> **Instructions to follow**: Collect from the data below each line with "Partito".

> **Task data**:
******
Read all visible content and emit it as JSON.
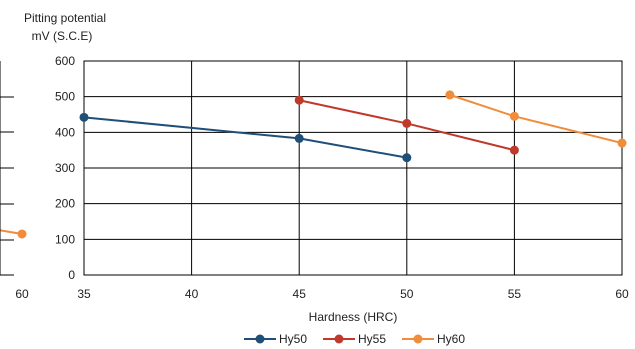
{
  "left_fragment": {
    "tick_labels": [
      "60"
    ],
    "series": [
      {
        "color": "#f08c3a",
        "x": [
          59,
          60
        ],
        "y": [
          125,
          115
        ]
      }
    ]
  },
  "chart_data": {
    "type": "line",
    "title": "",
    "ylabel_line1": "Pitting potential",
    "ylabel_line2": "mV (S.C.E)",
    "xlabel": "Hardness (HRC)",
    "xlim": [
      35,
      60
    ],
    "ylim": [
      0,
      600
    ],
    "xticks": [
      35,
      40,
      45,
      50,
      55,
      60
    ],
    "yticks": [
      0,
      100,
      200,
      300,
      400,
      500,
      600
    ],
    "grid": true,
    "legend_position": "bottom",
    "series": [
      {
        "name": "Hy50",
        "color": "#1f4e79",
        "x": [
          35,
          45,
          50
        ],
        "y": [
          442,
          383,
          329
        ]
      },
      {
        "name": "Hy55",
        "color": "#c0392b",
        "x": [
          45,
          50,
          55
        ],
        "y": [
          490,
          425,
          350
        ]
      },
      {
        "name": "Hy60",
        "color": "#f08c3a",
        "x": [
          52,
          55,
          60
        ],
        "y": [
          505,
          445,
          370
        ]
      }
    ]
  }
}
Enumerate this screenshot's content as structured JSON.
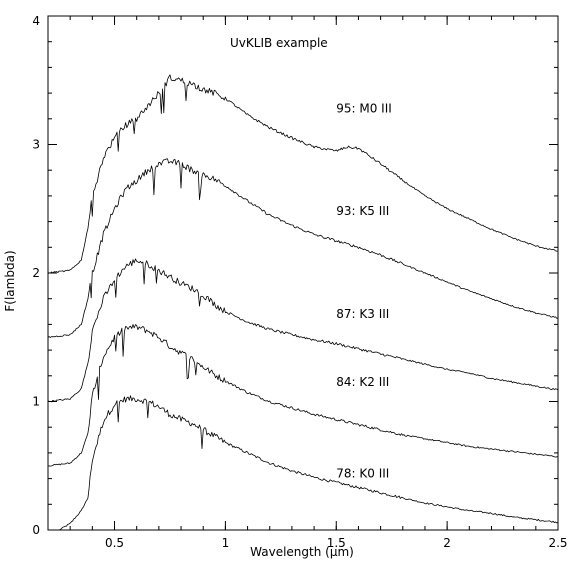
{
  "chart_data": {
    "type": "line",
    "title": "UvKLIB example",
    "xlabel": "Wavelength (μm)",
    "ylabel": "F(lambda)",
    "xlim": [
      0.2,
      2.5
    ],
    "ylim": [
      0,
      4
    ],
    "x_major_ticks": [
      0.5,
      1,
      1.5,
      2,
      2.5
    ],
    "x_tick_labels": [
      "0.5",
      "1",
      "1.5",
      "2",
      "2.5"
    ],
    "y_major_ticks": [
      0,
      1,
      2,
      3,
      4
    ],
    "y_tick_labels": [
      "0",
      "1",
      "2",
      "3",
      "4"
    ],
    "minor_tick_step_x": 0.1,
    "minor_tick_step_y": 0.2,
    "grid": false,
    "legend": "none",
    "line_color": "#000000",
    "series": [
      {
        "name": "78: K0 III",
        "label_at": [
          1.5,
          0.41
        ],
        "x": [
          0.25,
          0.3,
          0.35,
          0.38,
          0.4,
          0.45,
          0.5,
          0.55,
          0.6,
          0.65,
          0.7,
          0.75,
          0.8,
          0.85,
          0.9,
          0.95,
          1.0,
          1.1,
          1.2,
          1.3,
          1.4,
          1.5,
          1.6,
          1.7,
          1.8,
          1.9,
          2.0,
          2.1,
          2.2,
          2.3,
          2.4,
          2.5
        ],
        "y": [
          0.0,
          0.05,
          0.15,
          0.25,
          0.55,
          0.85,
          0.98,
          1.02,
          1.02,
          1.0,
          0.96,
          0.9,
          0.86,
          0.83,
          0.78,
          0.73,
          0.68,
          0.6,
          0.52,
          0.46,
          0.41,
          0.37,
          0.33,
          0.29,
          0.25,
          0.21,
          0.18,
          0.15,
          0.13,
          0.1,
          0.08,
          0.06
        ]
      },
      {
        "name": "84: K2 III",
        "label_at": [
          1.5,
          1.12
        ],
        "x": [
          0.2,
          0.3,
          0.35,
          0.38,
          0.4,
          0.45,
          0.5,
          0.55,
          0.6,
          0.65,
          0.7,
          0.75,
          0.8,
          0.85,
          0.9,
          0.95,
          1.0,
          1.1,
          1.2,
          1.3,
          1.4,
          1.5,
          1.6,
          1.7,
          1.8,
          1.9,
          2.0,
          2.1,
          2.2,
          2.3,
          2.4,
          2.5
        ],
        "y": [
          0.5,
          0.52,
          0.6,
          0.75,
          1.05,
          1.35,
          1.5,
          1.57,
          1.58,
          1.55,
          1.5,
          1.43,
          1.38,
          1.33,
          1.27,
          1.21,
          1.16,
          1.07,
          1.0,
          0.95,
          0.9,
          0.86,
          0.82,
          0.78,
          0.74,
          0.71,
          0.68,
          0.65,
          0.63,
          0.61,
          0.59,
          0.57
        ]
      },
      {
        "name": "87: K3 III",
        "label_at": [
          1.5,
          1.65
        ],
        "x": [
          0.2,
          0.3,
          0.35,
          0.38,
          0.4,
          0.45,
          0.5,
          0.55,
          0.6,
          0.65,
          0.7,
          0.75,
          0.8,
          0.85,
          0.9,
          0.95,
          1.0,
          1.1,
          1.2,
          1.3,
          1.4,
          1.5,
          1.6,
          1.7,
          1.8,
          1.9,
          2.0,
          2.1,
          2.2,
          2.3,
          2.4,
          2.5
        ],
        "y": [
          1.0,
          1.02,
          1.1,
          1.3,
          1.55,
          1.8,
          1.95,
          2.05,
          2.1,
          2.07,
          2.02,
          1.97,
          1.92,
          1.88,
          1.83,
          1.76,
          1.7,
          1.62,
          1.56,
          1.52,
          1.48,
          1.45,
          1.41,
          1.37,
          1.33,
          1.29,
          1.25,
          1.22,
          1.18,
          1.15,
          1.12,
          1.09
        ]
      },
      {
        "name": "93: K5 III",
        "label_at": [
          1.5,
          2.45
        ],
        "x": [
          0.2,
          0.3,
          0.35,
          0.38,
          0.4,
          0.45,
          0.5,
          0.55,
          0.6,
          0.65,
          0.7,
          0.75,
          0.8,
          0.85,
          0.9,
          0.95,
          1.0,
          1.1,
          1.2,
          1.3,
          1.4,
          1.5,
          1.6,
          1.7,
          1.8,
          1.9,
          2.0,
          2.1,
          2.2,
          2.3,
          2.4,
          2.5
        ],
        "y": [
          1.5,
          1.52,
          1.6,
          1.8,
          2.0,
          2.3,
          2.5,
          2.65,
          2.72,
          2.8,
          2.85,
          2.87,
          2.85,
          2.8,
          2.77,
          2.73,
          2.68,
          2.56,
          2.45,
          2.37,
          2.3,
          2.25,
          2.2,
          2.14,
          2.07,
          2.0,
          1.93,
          1.86,
          1.8,
          1.74,
          1.69,
          1.65
        ]
      },
      {
        "name": "95: M0 III",
        "label_at": [
          1.5,
          3.25
        ],
        "x": [
          0.2,
          0.3,
          0.35,
          0.38,
          0.4,
          0.45,
          0.5,
          0.55,
          0.6,
          0.65,
          0.7,
          0.75,
          0.8,
          0.85,
          0.9,
          0.95,
          1.0,
          1.1,
          1.2,
          1.3,
          1.4,
          1.5,
          1.55,
          1.6,
          1.7,
          1.8,
          1.9,
          2.0,
          2.1,
          2.2,
          2.3,
          2.4,
          2.5
        ],
        "y": [
          2.0,
          2.02,
          2.1,
          2.35,
          2.6,
          2.9,
          3.05,
          3.15,
          3.2,
          3.3,
          3.4,
          3.52,
          3.5,
          3.47,
          3.43,
          3.4,
          3.36,
          3.23,
          3.13,
          3.05,
          2.98,
          2.95,
          2.98,
          2.97,
          2.85,
          2.72,
          2.6,
          2.5,
          2.42,
          2.34,
          2.27,
          2.21,
          2.17
        ]
      }
    ]
  }
}
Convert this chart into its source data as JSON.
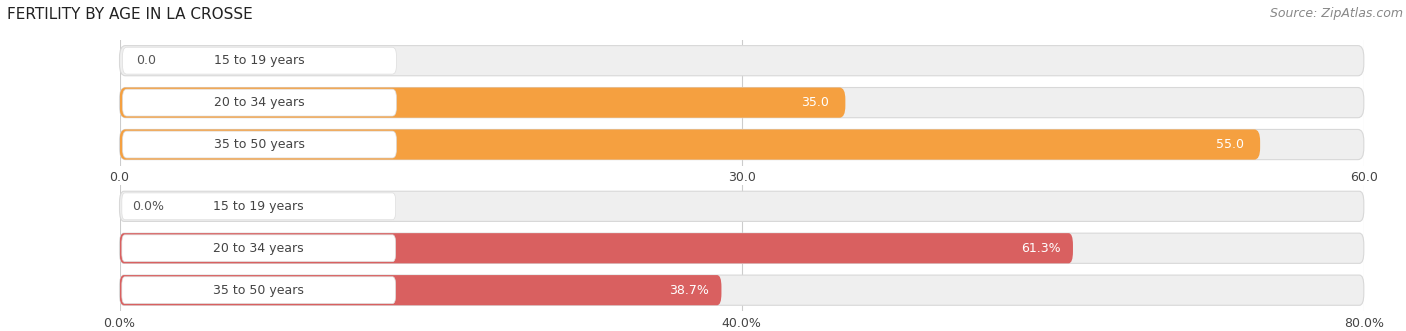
{
  "title": "FERTILITY BY AGE IN LA CROSSE",
  "source": "Source: ZipAtlas.com",
  "top_chart": {
    "categories": [
      "15 to 19 years",
      "20 to 34 years",
      "35 to 50 years"
    ],
    "values": [
      0.0,
      35.0,
      55.0
    ],
    "xlim": [
      0,
      60
    ],
    "xticks": [
      0.0,
      30.0,
      60.0
    ],
    "xtick_labels": [
      "0.0",
      "30.0",
      "60.0"
    ],
    "bar_color": "#F5A040",
    "bg_bar_color": "#EFEFEF",
    "label_bg_color": "#F8F8F8"
  },
  "bottom_chart": {
    "categories": [
      "15 to 19 years",
      "20 to 34 years",
      "35 to 50 years"
    ],
    "values": [
      0.0,
      61.3,
      38.7
    ],
    "xlim": [
      0,
      80
    ],
    "xticks": [
      0.0,
      40.0,
      80.0
    ],
    "xtick_labels": [
      "0.0%",
      "40.0%",
      "80.0%"
    ],
    "bar_color": "#D96060",
    "bg_bar_color": "#EFEFEF",
    "label_bg_color": "#F8F8F8"
  },
  "title_fontsize": 11,
  "source_fontsize": 9,
  "label_fontsize": 9,
  "value_fontsize": 9,
  "tick_fontsize": 9,
  "background_color": "#ffffff",
  "grid_color": "#cccccc",
  "text_color": "#444444",
  "value_color_inside": "#ffffff",
  "value_color_outside": "#555555"
}
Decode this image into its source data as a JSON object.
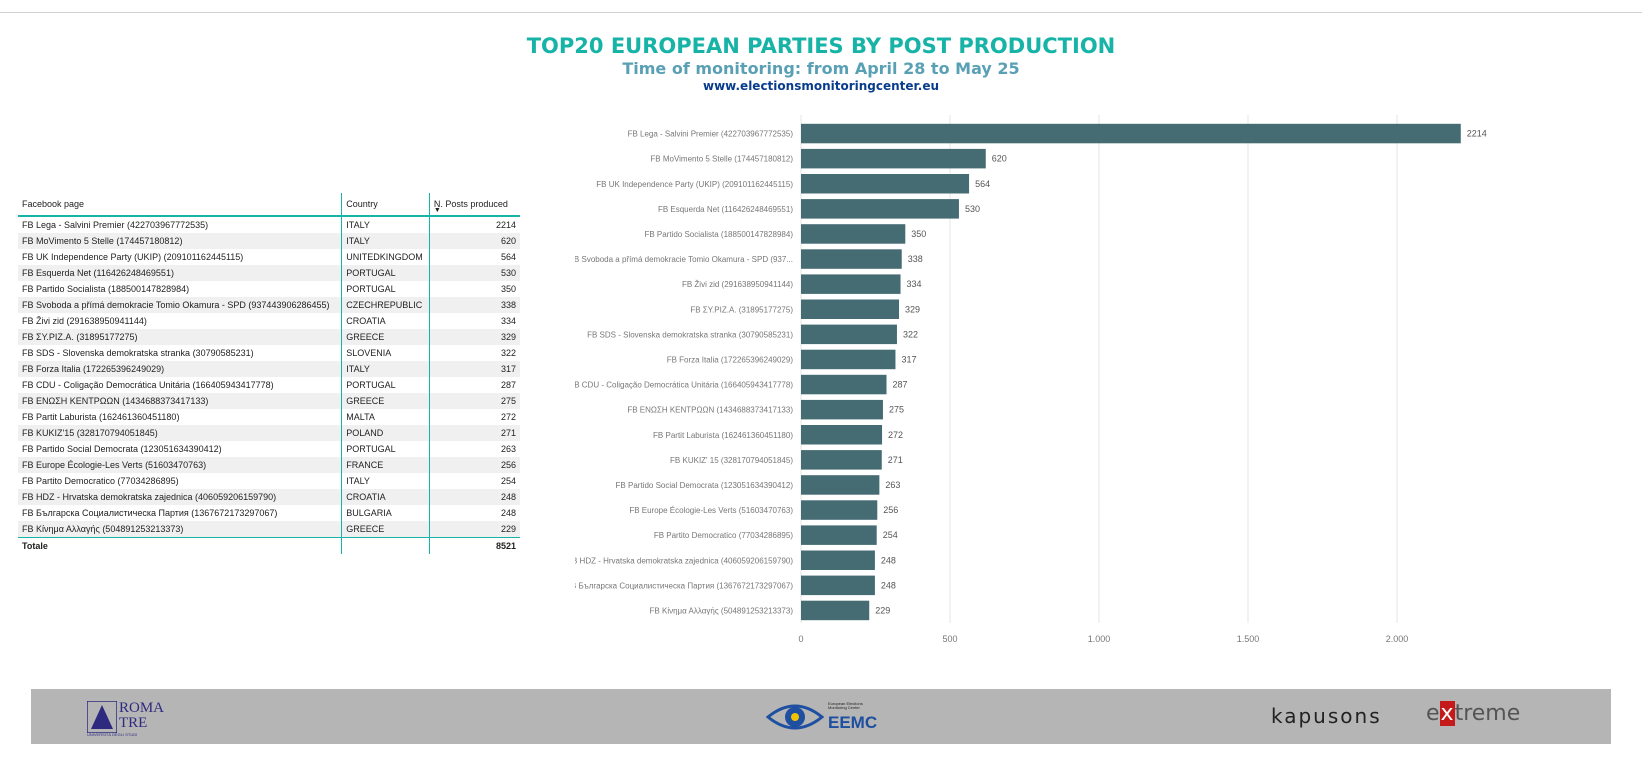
{
  "header": {
    "title": "TOP20 EUROPEAN PARTIES BY POST PRODUCTION",
    "subtitle": "Time of monitoring: from April 28 to May 25",
    "url": "www.electionsmonitoringcenter.eu"
  },
  "table": {
    "columns": [
      "Facebook page",
      "Country",
      "N. Posts produced"
    ],
    "rows": [
      [
        "FB Lega - Salvini Premier (422703967772535)",
        "ITALY",
        "2214"
      ],
      [
        "FB MoVimento 5 Stelle (174457180812)",
        "ITALY",
        "620"
      ],
      [
        "FB UK Independence Party (UKIP) (209101162445115)",
        "UNITEDKINGDOM",
        "564"
      ],
      [
        "FB Esquerda Net (116426248469551)",
        "PORTUGAL",
        "530"
      ],
      [
        "FB Partido Socialista (188500147828984)",
        "PORTUGAL",
        "350"
      ],
      [
        "FB Svoboda a přímá demokracie Tomio Okamura - SPD (937443906286455)",
        "CZECHREPUBLIC",
        "338"
      ],
      [
        "FB Živi zid (291638950941144)",
        "CROATIA",
        "334"
      ],
      [
        "FB ΣΥ.ΡΙΖ.Α. (31895177275)",
        "GREECE",
        "329"
      ],
      [
        "FB SDS - Slovenska demokratska stranka (30790585231)",
        "SLOVENIA",
        "322"
      ],
      [
        "FB Forza Italia (172265396249029)",
        "ITALY",
        "317"
      ],
      [
        "FB CDU - Coligação Democrática Unitária (166405943417778)",
        "PORTUGAL",
        "287"
      ],
      [
        "FB ΕΝΩΣΗ ΚΕΝΤΡΩΩΝ (1434688373417133)",
        "GREECE",
        "275"
      ],
      [
        "FB Partit Laburista (162461360451180)",
        "MALTA",
        "272"
      ],
      [
        "FB KUKIZ'15 (328170794051845)",
        "POLAND",
        "271"
      ],
      [
        "FB Partido Social Democrata (123051634390412)",
        "PORTUGAL",
        "263"
      ],
      [
        "FB Europe Écologie-Les Verts (51603470763)",
        "FRANCE",
        "256"
      ],
      [
        "FB Partito Democratico (77034286895)",
        "ITALY",
        "254"
      ],
      [
        "FB HDZ - Hrvatska demokratska zajednica (406059206159790)",
        "CROATIA",
        "248"
      ],
      [
        "FB Българска Социалистическа Партия (1367672173297067)",
        "BULGARIA",
        "248"
      ],
      [
        "FB Κίνημα Αλλαγής (504891253213373)",
        "GREECE",
        "229"
      ]
    ],
    "total_label": "Totale",
    "total_value": "8521"
  },
  "chart_data": {
    "type": "bar",
    "orientation": "horizontal",
    "categories": [
      "FB Lega - Salvini Premier (422703967772535)",
      "FB MoVimento 5 Stelle (174457180812)",
      "FB UK Independence Party (UKIP) (209101162445115)",
      "FB Esquerda Net (116426248469551)",
      "FB Partido Socialista (188500147828984)",
      "FB Svoboda a přímá demokracie Tomio Okamura - SPD (937...",
      "FB Živi zid (291638950941144)",
      "FB ΣΥ.ΡΙΖ.Α. (31895177275)",
      "FB SDS - Slovenska demokratska stranka (30790585231)",
      "FB Forza Italia (172265396249029)",
      "FB CDU - Coligação Democrática Unitária (166405943417778)",
      "FB ΕΝΩΣΗ ΚΕΝΤΡΩΩΝ (1434688373417133)",
      "FB Partit Laburista (162461360451180)",
      "FB KUKIZ' 15 (328170794051845)",
      "FB Partido Social Democrata (123051634390412)",
      "FB Europe Écologie-Les Verts (51603470763)",
      "FB Partito Democratico (77034286895)",
      "FB HDZ - Hrvatska demokratska zajednica (406059206159790)",
      "FB Българска Социалистическа Партия (1367672173297067)",
      "FB Κίνημα Αλλαγής (504891253213373)"
    ],
    "values": [
      2214,
      620,
      564,
      530,
      350,
      338,
      334,
      329,
      322,
      317,
      287,
      275,
      272,
      271,
      263,
      256,
      254,
      248,
      248,
      229
    ],
    "xlim": [
      0,
      2500
    ],
    "xticks": [
      0,
      500,
      1000,
      1500,
      2000
    ],
    "xtick_labels": [
      "0",
      "500",
      "1.000",
      "1.500",
      "2.000"
    ],
    "grid": true,
    "bar_color": "#456b73"
  },
  "footer": {
    "logos": {
      "roma_top": "ROMA",
      "roma_bottom": "TRE",
      "roma_sub": "UNIVERSITÀ DEGLI STUDI",
      "eemc_name": "EEMC",
      "eemc_small": "European Elections Monitoring Center",
      "kapusons": "kapusons",
      "extreme_pre": "e",
      "extreme_x": "x",
      "extreme_post": "treme"
    },
    "background": "#b5b5b5"
  }
}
******
> **Response to the task**:
        "FB Partito Democratico (77034286895)",
      "FB Partito Democratico (77034286895)",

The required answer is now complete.